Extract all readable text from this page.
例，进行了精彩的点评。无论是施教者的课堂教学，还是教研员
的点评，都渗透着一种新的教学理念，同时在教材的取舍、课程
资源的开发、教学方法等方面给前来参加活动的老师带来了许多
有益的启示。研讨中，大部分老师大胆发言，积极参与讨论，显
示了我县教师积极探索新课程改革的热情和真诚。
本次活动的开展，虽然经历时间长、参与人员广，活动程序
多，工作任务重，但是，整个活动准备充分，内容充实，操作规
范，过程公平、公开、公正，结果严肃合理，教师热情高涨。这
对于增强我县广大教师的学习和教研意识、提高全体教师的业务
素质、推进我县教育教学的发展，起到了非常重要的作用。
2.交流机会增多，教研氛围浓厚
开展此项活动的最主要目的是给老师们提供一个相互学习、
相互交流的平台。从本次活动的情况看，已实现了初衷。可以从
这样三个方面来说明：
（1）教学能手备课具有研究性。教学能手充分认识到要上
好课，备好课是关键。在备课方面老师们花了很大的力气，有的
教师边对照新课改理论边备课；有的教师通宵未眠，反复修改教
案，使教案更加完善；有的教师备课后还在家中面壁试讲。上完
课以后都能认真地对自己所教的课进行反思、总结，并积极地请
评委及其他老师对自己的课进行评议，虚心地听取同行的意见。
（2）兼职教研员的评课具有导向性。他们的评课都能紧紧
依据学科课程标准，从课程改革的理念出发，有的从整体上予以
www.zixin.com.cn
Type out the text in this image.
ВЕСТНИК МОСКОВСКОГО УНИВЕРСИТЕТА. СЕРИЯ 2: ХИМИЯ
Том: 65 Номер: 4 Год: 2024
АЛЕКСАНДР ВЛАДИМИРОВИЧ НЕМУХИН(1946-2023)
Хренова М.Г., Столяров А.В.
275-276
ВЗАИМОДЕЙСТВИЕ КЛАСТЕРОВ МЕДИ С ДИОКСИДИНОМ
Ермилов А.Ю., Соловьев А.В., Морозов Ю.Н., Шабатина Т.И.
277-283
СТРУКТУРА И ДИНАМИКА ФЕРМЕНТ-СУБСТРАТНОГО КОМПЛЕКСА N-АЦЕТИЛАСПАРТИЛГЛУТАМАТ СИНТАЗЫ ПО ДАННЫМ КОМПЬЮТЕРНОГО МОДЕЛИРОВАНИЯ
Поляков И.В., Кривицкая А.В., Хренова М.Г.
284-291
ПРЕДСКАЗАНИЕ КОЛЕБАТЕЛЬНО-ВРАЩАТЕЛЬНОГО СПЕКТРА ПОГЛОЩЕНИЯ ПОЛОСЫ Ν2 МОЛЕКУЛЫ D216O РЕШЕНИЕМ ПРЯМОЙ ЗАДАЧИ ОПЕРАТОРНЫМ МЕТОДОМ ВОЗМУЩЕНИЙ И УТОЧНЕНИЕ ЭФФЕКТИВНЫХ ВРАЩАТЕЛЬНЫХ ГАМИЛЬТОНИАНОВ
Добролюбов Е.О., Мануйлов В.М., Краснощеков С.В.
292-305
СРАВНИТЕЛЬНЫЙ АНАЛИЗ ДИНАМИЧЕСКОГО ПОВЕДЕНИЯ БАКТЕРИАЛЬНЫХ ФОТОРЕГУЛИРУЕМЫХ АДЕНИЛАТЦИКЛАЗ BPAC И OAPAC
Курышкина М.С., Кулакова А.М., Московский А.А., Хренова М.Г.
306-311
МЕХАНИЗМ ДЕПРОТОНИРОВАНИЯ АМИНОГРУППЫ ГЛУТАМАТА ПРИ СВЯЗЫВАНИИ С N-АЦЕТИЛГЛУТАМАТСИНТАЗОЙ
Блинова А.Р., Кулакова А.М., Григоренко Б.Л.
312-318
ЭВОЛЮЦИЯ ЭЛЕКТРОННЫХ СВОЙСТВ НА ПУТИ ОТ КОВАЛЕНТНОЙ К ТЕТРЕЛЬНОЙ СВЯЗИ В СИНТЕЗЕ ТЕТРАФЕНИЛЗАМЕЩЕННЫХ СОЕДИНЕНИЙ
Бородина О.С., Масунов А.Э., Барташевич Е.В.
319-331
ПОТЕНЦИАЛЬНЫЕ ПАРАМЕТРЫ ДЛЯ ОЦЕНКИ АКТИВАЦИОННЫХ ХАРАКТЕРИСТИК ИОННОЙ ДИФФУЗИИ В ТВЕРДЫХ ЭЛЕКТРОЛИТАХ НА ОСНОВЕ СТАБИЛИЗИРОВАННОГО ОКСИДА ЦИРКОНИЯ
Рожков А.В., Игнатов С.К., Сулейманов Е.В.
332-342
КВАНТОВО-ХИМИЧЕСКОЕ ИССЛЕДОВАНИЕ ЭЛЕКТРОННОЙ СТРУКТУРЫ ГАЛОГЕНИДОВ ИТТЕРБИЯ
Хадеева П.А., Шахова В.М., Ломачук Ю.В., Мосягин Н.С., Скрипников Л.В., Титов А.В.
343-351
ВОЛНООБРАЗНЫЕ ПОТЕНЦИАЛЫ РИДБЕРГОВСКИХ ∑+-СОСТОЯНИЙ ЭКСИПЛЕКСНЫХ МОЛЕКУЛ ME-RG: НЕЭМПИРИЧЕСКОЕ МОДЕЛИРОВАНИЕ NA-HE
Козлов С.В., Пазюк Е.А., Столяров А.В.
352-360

• PROBLEM STATEMENT: Output all of the material exactly as written.

• COMPLETE OUTPUT:
Extract all readable text from this page.
例，进行了精彩的点评。无论是施教者的课堂教学，还是教研员
的点评，都渗透着一种新的教学理念，同时在教材的取舍、课程
资源的开发、教学方法等方面给前来参加活动的老师带来了许多
有益的启示。研讨中，大部分老师大胆发言，积极参与讨论，显
示了我县教师积极探索新课程改革的热情和真诚。
本次活动的开展，虽然经历时间长、参与人员广，活动程序
多，工作任务重，但是，整个活动准备充分，内容充实，操作规
范，过程公平、公开、公正，结果严肃合理，教师热情高涨。这
对于增强我县广大教师的学习和教研意识、提高全体教师的业务
素质、推进我县教育教学的发展，起到了非常重要的作用。
2.交流机会增多，教研氛围浓厚
开展此项活动的最主要目的是给老师们提供一个相互学习、
相互交流的平台。从本次活动的情况看，已实现了初衷。可以从
这样三个方面来说明：
（1）教学能手备课具有研究性。教学能手充分认识到要上
好课，备好课是关键。在备课方面老师们花了很大的力气，有的
教师边对照新课改理论边备课；有的教师通宵未眠，反复修改教
案，使教案更加完善；有的教师备课后还在家中面壁试讲。上完
课以后都能认真地对自己所教的课进行反思、总结，并积极地请
评委及其他老师对自己的课进行评议，虚心地听取同行的意见。
（2）兼职教研员的评课具有导向性。他们的评课都能紧紧
依据学科课程标准，从课程改革的理念出发，有的从整体上予以
www.zixin.com.cn
Type out the text in this image.
ВЕСТНИК МОСКОВСКОГО УНИВЕРСИТЕТА. СЕРИЯ 2: ХИМИЯ
Том: 65 Номер: 4 Год: 2024
АЛЕКСАНДР ВЛАДИМИРОВИЧ НЕМУХИН(1946-2023)
Хренова М.Г., Столяров А.В.
275-276
ВЗАИМОДЕЙСТВИЕ КЛАСТЕРОВ МЕДИ С ДИОКСИДИНОМ
Ермилов А.Ю., Соловьев А.В., Морозов Ю.Н., Шабатина Т.И.
277-283
СТРУКТУРА И ДИНАМИКА ФЕРМЕНТ-СУБСТРАТНОГО КОМПЛЕКСА N-АЦЕТИЛАСПАРТИЛГЛУТАМАТ СИНТАЗЫ ПО ДАННЫМ КОМПЬЮТЕРНОГО МОДЕЛИРОВАНИЯ
Поляков И.В., Кривицкая А.В., Хренова М.Г.
284-291
ПРЕДСКАЗАНИЕ КОЛЕБАТЕЛЬНО-ВРАЩАТЕЛЬНОГО СПЕКТРА ПОГЛОЩЕНИЯ ПОЛОСЫ Ν2 МОЛЕКУЛЫ D216O РЕШЕНИЕМ ПРЯМОЙ ЗАДАЧИ ОПЕРАТОРНЫМ МЕТОДОМ ВОЗМУЩЕНИЙ И УТОЧНЕНИЕ ЭФФЕКТИВНЫХ ВРАЩАТЕЛЬНЫХ ГАМИЛЬТОНИАНОВ
Добролюбов Е.О., Мануйлов В.М., Краснощеков С.В.
292-305
СРАВНИТЕЛЬНЫЙ АНАЛИЗ ДИНАМИЧЕСКОГО ПОВЕДЕНИЯ БАКТЕРИАЛЬНЫХ ФОТОРЕГУЛИРУЕМЫХ АДЕНИЛАТЦИКЛАЗ BPAC И OAPAC
Курышкина М.С., Кулакова А.М., Московский А.А., Хренова М.Г.
306-311
МЕХАНИЗМ ДЕПРОТОНИРОВАНИЯ АМИНОГРУППЫ ГЛУТАМАТА ПРИ СВЯЗЫВАНИИ С N-АЦЕТИЛГЛУТАМАТСИНТАЗОЙ
Блинова А.Р., Кулакова А.М., Григоренко Б.Л.
312-318
ЭВОЛЮЦИЯ ЭЛЕКТРОННЫХ СВОЙСТВ НА ПУТИ ОТ КОВАЛЕНТНОЙ К ТЕТРЕЛЬНОЙ СВЯЗИ В СИНТЕЗЕ ТЕТРАФЕНИЛЗАМЕЩЕННЫХ СОЕДИНЕНИЙ
Бородина О.С., Масунов А.Э., Барташевич Е.В.
319-331
ПОТЕНЦИАЛЬНЫЕ ПАРАМЕТРЫ ДЛЯ ОЦЕНКИ АКТИВАЦИОННЫХ ХАРАКТЕРИСТИК ИОННОЙ ДИФФУЗИИ В ТВЕРДЫХ ЭЛЕКТРОЛИТАХ НА ОСНОВЕ СТАБИЛИЗИРОВАННОГО ОКСИДА ЦИРКОНИЯ
Рожков А.В., Игнатов С.К., Сулейманов Е.В.
332-342
КВАНТОВО-ХИМИЧЕСКОЕ ИССЛЕДОВАНИЕ ЭЛЕКТРОННОЙ СТРУКТУРЫ ГАЛОГЕНИДОВ ИТТЕРБИЯ
Хадеева П.А., Шахова В.М., Ломачук Ю.В., Мосягин Н.С., Скрипников Л.В., Титов А.В.
343-351
ВОЛНООБРАЗНЫЕ ПОТЕНЦИАЛЫ РИДБЕРГОВСКИХ ∑+-СОСТОЯНИЙ ЭКСИПЛЕКСНЫХ МОЛЕКУЛ ME-RG: НЕЭМПИРИЧЕСКОЕ МОДЕЛИРОВАНИЕ NA-HE
Козлов С.В., Пазюк Е.А., Столяров А.В.
352-360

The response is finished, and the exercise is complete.